▶ [SHORT EXERCISE]:
Output the entries verbatim, including every line.

▶ [SUPPLIED ENTRIES]:

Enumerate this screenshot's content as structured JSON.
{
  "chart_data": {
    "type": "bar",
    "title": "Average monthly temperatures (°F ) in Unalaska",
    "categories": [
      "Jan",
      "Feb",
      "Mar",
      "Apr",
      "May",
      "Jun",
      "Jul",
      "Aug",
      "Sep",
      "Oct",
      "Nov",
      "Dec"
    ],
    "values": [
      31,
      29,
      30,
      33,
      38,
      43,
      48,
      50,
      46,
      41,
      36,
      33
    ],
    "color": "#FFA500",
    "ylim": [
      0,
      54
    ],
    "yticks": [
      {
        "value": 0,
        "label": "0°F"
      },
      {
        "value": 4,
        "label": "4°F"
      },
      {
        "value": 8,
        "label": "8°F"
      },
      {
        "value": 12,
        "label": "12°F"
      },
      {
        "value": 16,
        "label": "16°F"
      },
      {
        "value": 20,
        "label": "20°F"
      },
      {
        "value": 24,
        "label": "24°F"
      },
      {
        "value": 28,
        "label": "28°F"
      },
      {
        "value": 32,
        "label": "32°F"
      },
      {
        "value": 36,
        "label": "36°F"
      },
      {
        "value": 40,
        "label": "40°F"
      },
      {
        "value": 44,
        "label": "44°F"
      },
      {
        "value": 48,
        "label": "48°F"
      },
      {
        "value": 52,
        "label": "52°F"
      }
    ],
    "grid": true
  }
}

▶ [RESPONSE FOR THIS EXERCISE]:
Enumerate this screenshot's content as structured JSON.
{
  "chart_data": {
    "type": "bar",
    "title": "Average monthly temperatures (°F ) in Unalaska",
    "categories": [
      "Jan",
      "Feb",
      "Mar",
      "Apr",
      "May",
      "Jun",
      "Jul",
      "Aug",
      "Sep",
      "Oct",
      "Nov",
      "Dec"
    ],
    "values": [
      31,
      29,
      30,
      33,
      38,
      43,
      48,
      50,
      46,
      41,
      36,
      33
    ],
    "color": "#FFA500",
    "ylim": [
      0,
      54
    ],
    "yticks": [
      {
        "value": 0,
        "label": "0°F"
      },
      {
        "value": 4,
        "label": "4°F"
      },
      {
        "value": 8,
        "label": "8°F"
      },
      {
        "value": 12,
        "label": "12°F"
      },
      {
        "value": 16,
        "label": "16°F"
      },
      {
        "value": 20,
        "label": "20°F"
      },
      {
        "value": 24,
        "label": "24°F"
      },
      {
        "value": 28,
        "label": "28°F"
      },
      {
        "value": 32,
        "label": "32°F"
      },
      {
        "value": 36,
        "label": "36°F"
      },
      {
        "value": 40,
        "label": "40°F"
      },
      {
        "value": 44,
        "label": "44°F"
      },
      {
        "value": 48,
        "label": "48°F"
      },
      {
        "value": 52,
        "label": "52°F"
      }
    ],
    "grid": true
  }
}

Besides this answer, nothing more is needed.